Data

-- -- --

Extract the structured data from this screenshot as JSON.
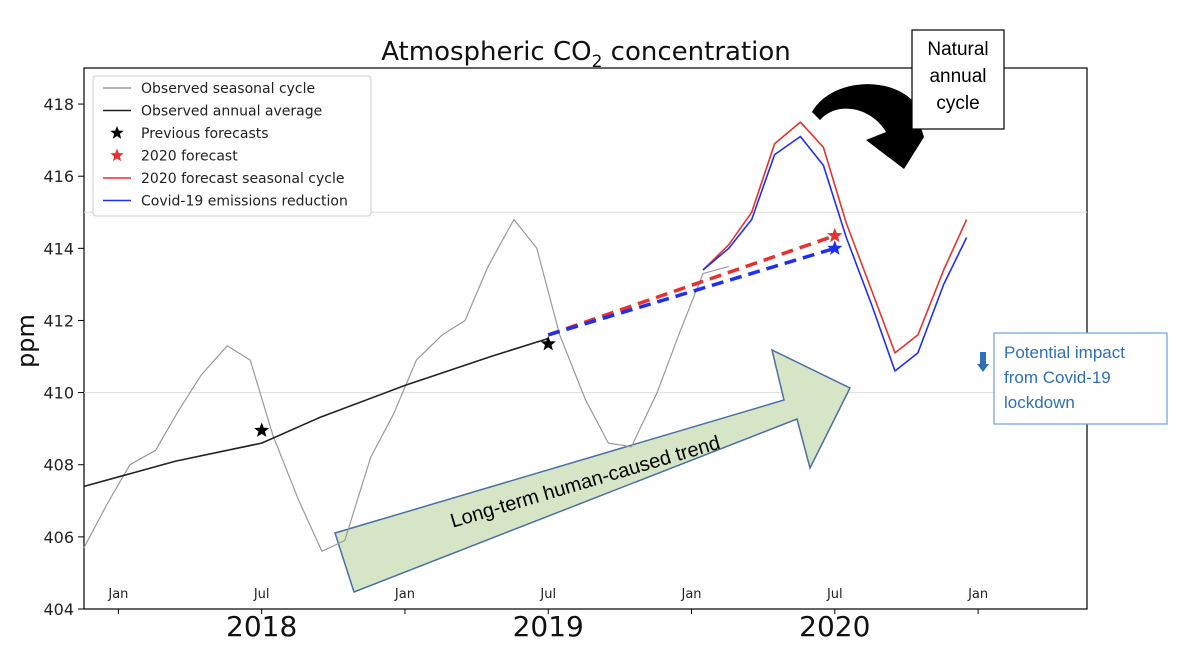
{
  "chart_data": {
    "type": "line",
    "title_main": "Atmospheric CO",
    "title_sub": "2",
    "title_rest": " concentration",
    "ylabel": "ppm",
    "ylim": [
      404,
      419
    ],
    "xlim": [
      2017.38,
      2020.88
    ],
    "y_ticks": [
      "404",
      "406",
      "408",
      "410",
      "412",
      "414",
      "416",
      "418"
    ],
    "month_ticks": [
      {
        "label": "Jan",
        "x": 2017.5
      },
      {
        "label": "Jul",
        "x": 2018.0
      },
      {
        "label": "Jan",
        "x": 2018.5
      },
      {
        "label": "Jul",
        "x": 2019.0
      },
      {
        "label": "Jan",
        "x": 2019.5
      },
      {
        "label": "Jul",
        "x": 2020.0
      },
      {
        "label": "Jan",
        "x": 2020.5
      }
    ],
    "year_ticks": [
      {
        "label": "2018",
        "x": 2018.0
      },
      {
        "label": "2019",
        "x": 2019.0
      },
      {
        "label": "2020",
        "x": 2020.0
      }
    ],
    "hgrid": [
      410,
      415
    ],
    "series": [
      {
        "name": "Observed seasonal cycle",
        "color": "#999999",
        "style": "solid",
        "x": [
          2017.38,
          2017.46,
          2017.54,
          2017.63,
          2017.71,
          2017.79,
          2017.88,
          2017.96,
          2018.04,
          2018.13,
          2018.21,
          2018.29,
          2018.38,
          2018.46,
          2018.54,
          2018.63,
          2018.71,
          2018.79,
          2018.88,
          2018.96,
          2019.04,
          2019.13,
          2019.21,
          2019.29,
          2019.38,
          2019.46,
          2019.54,
          2019.63
        ],
        "y": [
          405.7,
          406.9,
          408.0,
          408.4,
          409.5,
          410.5,
          411.3,
          410.9,
          408.8,
          407.0,
          405.6,
          405.9,
          408.2,
          409.4,
          410.9,
          411.6,
          412.0,
          413.5,
          414.8,
          414.0,
          411.6,
          409.8,
          408.6,
          408.5,
          410.0,
          411.7,
          413.3,
          413.5
        ]
      },
      {
        "name": "Observed annual average",
        "color": "#222222",
        "style": "solid",
        "x": [
          2017.38,
          2017.7,
          2018.0,
          2018.2,
          2018.5,
          2018.8,
          2019.0
        ],
        "y": [
          407.4,
          408.1,
          408.6,
          409.3,
          410.2,
          411.0,
          411.5
        ]
      },
      {
        "name": "2020 forecast seasonal cycle",
        "color": "#e8312f",
        "style": "solid",
        "x": [
          2019.54,
          2019.63,
          2019.71,
          2019.79,
          2019.88,
          2019.96,
          2020.04,
          2020.13,
          2020.21,
          2020.29,
          2020.38,
          2020.46
        ],
        "y": [
          413.4,
          414.1,
          415.0,
          416.9,
          417.5,
          416.8,
          414.7,
          412.8,
          411.1,
          411.6,
          413.4,
          414.8
        ]
      },
      {
        "name": "Covid-19 emissions reduction",
        "color": "#1f2ff0",
        "style": "solid",
        "x": [
          2019.54,
          2019.63,
          2019.71,
          2019.79,
          2019.88,
          2019.96,
          2020.04,
          2020.13,
          2020.21,
          2020.29,
          2020.38,
          2020.46
        ],
        "y": [
          413.4,
          414.0,
          414.8,
          416.6,
          417.1,
          416.3,
          414.3,
          412.4,
          410.6,
          411.1,
          413.0,
          414.3
        ]
      },
      {
        "name": "2020 forecast trend",
        "color": "#e8312f",
        "style": "dashed",
        "x": [
          2019.0,
          2020.0
        ],
        "y": [
          411.6,
          414.35
        ]
      },
      {
        "name": "Covid-19 trend",
        "color": "#1f2ff0",
        "style": "dashed",
        "x": [
          2019.0,
          2020.0
        ],
        "y": [
          411.6,
          414.0
        ]
      }
    ],
    "markers": [
      {
        "name": "previous-forecast-2018",
        "x": 2018.0,
        "y": 408.95,
        "color": "#000000"
      },
      {
        "name": "previous-forecast-2019",
        "x": 2019.0,
        "y": 411.35,
        "color": "#000000"
      },
      {
        "name": "forecast-2020",
        "x": 2020.0,
        "y": 414.35,
        "color": "#e8312f"
      },
      {
        "name": "covid-forecast-2020",
        "x": 2020.0,
        "y": 414.0,
        "color": "#1f2ff0"
      }
    ],
    "legend": {
      "placement": "top-left",
      "entries": [
        {
          "label": "Observed seasonal cycle",
          "kind": "line",
          "color": "#999999"
        },
        {
          "label": "Observed annual average",
          "kind": "line",
          "color": "#222222"
        },
        {
          "label": "Previous forecasts",
          "kind": "star",
          "color": "#000000"
        },
        {
          "label": "2020 forecast",
          "kind": "star",
          "color": "#e8312f"
        },
        {
          "label": "2020 forecast seasonal cycle",
          "kind": "line",
          "color": "#e8312f"
        },
        {
          "label": "Covid-19 emissions reduction",
          "kind": "line",
          "color": "#1f2ff0"
        }
      ]
    },
    "annotations": {
      "natural_cycle": [
        "Natural",
        "annual",
        "cycle"
      ],
      "trend_label": "Long-term human-caused trend",
      "impact": [
        "Potential impact",
        "from Covid-19",
        "lockdown"
      ]
    }
  }
}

-- -- --

Your objective
Reproduce the listing above exactly, excluding all pictures.

Task solution
Extract the structured data from this screenshot as JSON.
{
  "chart_data": {
    "type": "line",
    "title_main": "Atmospheric CO",
    "title_sub": "2",
    "title_rest": " concentration",
    "ylabel": "ppm",
    "ylim": [
      404,
      419
    ],
    "xlim": [
      2017.38,
      2020.88
    ],
    "y_ticks": [
      "404",
      "406",
      "408",
      "410",
      "412",
      "414",
      "416",
      "418"
    ],
    "month_ticks": [
      {
        "label": "Jan",
        "x": 2017.5
      },
      {
        "label": "Jul",
        "x": 2018.0
      },
      {
        "label": "Jan",
        "x": 2018.5
      },
      {
        "label": "Jul",
        "x": 2019.0
      },
      {
        "label": "Jan",
        "x": 2019.5
      },
      {
        "label": "Jul",
        "x": 2020.0
      },
      {
        "label": "Jan",
        "x": 2020.5
      }
    ],
    "year_ticks": [
      {
        "label": "2018",
        "x": 2018.0
      },
      {
        "label": "2019",
        "x": 2019.0
      },
      {
        "label": "2020",
        "x": 2020.0
      }
    ],
    "hgrid": [
      410,
      415
    ],
    "series": [
      {
        "name": "Observed seasonal cycle",
        "color": "#999999",
        "style": "solid",
        "x": [
          2017.38,
          2017.46,
          2017.54,
          2017.63,
          2017.71,
          2017.79,
          2017.88,
          2017.96,
          2018.04,
          2018.13,
          2018.21,
          2018.29,
          2018.38,
          2018.46,
          2018.54,
          2018.63,
          2018.71,
          2018.79,
          2018.88,
          2018.96,
          2019.04,
          2019.13,
          2019.21,
          2019.29,
          2019.38,
          2019.46,
          2019.54,
          2019.63
        ],
        "y": [
          405.7,
          406.9,
          408.0,
          408.4,
          409.5,
          410.5,
          411.3,
          410.9,
          408.8,
          407.0,
          405.6,
          405.9,
          408.2,
          409.4,
          410.9,
          411.6,
          412.0,
          413.5,
          414.8,
          414.0,
          411.6,
          409.8,
          408.6,
          408.5,
          410.0,
          411.7,
          413.3,
          413.5
        ]
      },
      {
        "name": "Observed annual average",
        "color": "#222222",
        "style": "solid",
        "x": [
          2017.38,
          2017.7,
          2018.0,
          2018.2,
          2018.5,
          2018.8,
          2019.0
        ],
        "y": [
          407.4,
          408.1,
          408.6,
          409.3,
          410.2,
          411.0,
          411.5
        ]
      },
      {
        "name": "2020 forecast seasonal cycle",
        "color": "#e8312f",
        "style": "solid",
        "x": [
          2019.54,
          2019.63,
          2019.71,
          2019.79,
          2019.88,
          2019.96,
          2020.04,
          2020.13,
          2020.21,
          2020.29,
          2020.38,
          2020.46
        ],
        "y": [
          413.4,
          414.1,
          415.0,
          416.9,
          417.5,
          416.8,
          414.7,
          412.8,
          411.1,
          411.6,
          413.4,
          414.8
        ]
      },
      {
        "name": "Covid-19 emissions reduction",
        "color": "#1f2ff0",
        "style": "solid",
        "x": [
          2019.54,
          2019.63,
          2019.71,
          2019.79,
          2019.88,
          2019.96,
          2020.04,
          2020.13,
          2020.21,
          2020.29,
          2020.38,
          2020.46
        ],
        "y": [
          413.4,
          414.0,
          414.8,
          416.6,
          417.1,
          416.3,
          414.3,
          412.4,
          410.6,
          411.1,
          413.0,
          414.3
        ]
      },
      {
        "name": "2020 forecast trend",
        "color": "#e8312f",
        "style": "dashed",
        "x": [
          2019.0,
          2020.0
        ],
        "y": [
          411.6,
          414.35
        ]
      },
      {
        "name": "Covid-19 trend",
        "color": "#1f2ff0",
        "style": "dashed",
        "x": [
          2019.0,
          2020.0
        ],
        "y": [
          411.6,
          414.0
        ]
      }
    ],
    "markers": [
      {
        "name": "previous-forecast-2018",
        "x": 2018.0,
        "y": 408.95,
        "color": "#000000"
      },
      {
        "name": "previous-forecast-2019",
        "x": 2019.0,
        "y": 411.35,
        "color": "#000000"
      },
      {
        "name": "forecast-2020",
        "x": 2020.0,
        "y": 414.35,
        "color": "#e8312f"
      },
      {
        "name": "covid-forecast-2020",
        "x": 2020.0,
        "y": 414.0,
        "color": "#1f2ff0"
      }
    ],
    "legend": {
      "placement": "top-left",
      "entries": [
        {
          "label": "Observed seasonal cycle",
          "kind": "line",
          "color": "#999999"
        },
        {
          "label": "Observed annual average",
          "kind": "line",
          "color": "#222222"
        },
        {
          "label": "Previous forecasts",
          "kind": "star",
          "color": "#000000"
        },
        {
          "label": "2020 forecast",
          "kind": "star",
          "color": "#e8312f"
        },
        {
          "label": "2020 forecast seasonal cycle",
          "kind": "line",
          "color": "#e8312f"
        },
        {
          "label": "Covid-19 emissions reduction",
          "kind": "line",
          "color": "#1f2ff0"
        }
      ]
    },
    "annotations": {
      "natural_cycle": [
        "Natural",
        "annual",
        "cycle"
      ],
      "trend_label": "Long-term human-caused trend",
      "impact": [
        "Potential impact",
        "from Covid-19",
        "lockdown"
      ]
    }
  }
}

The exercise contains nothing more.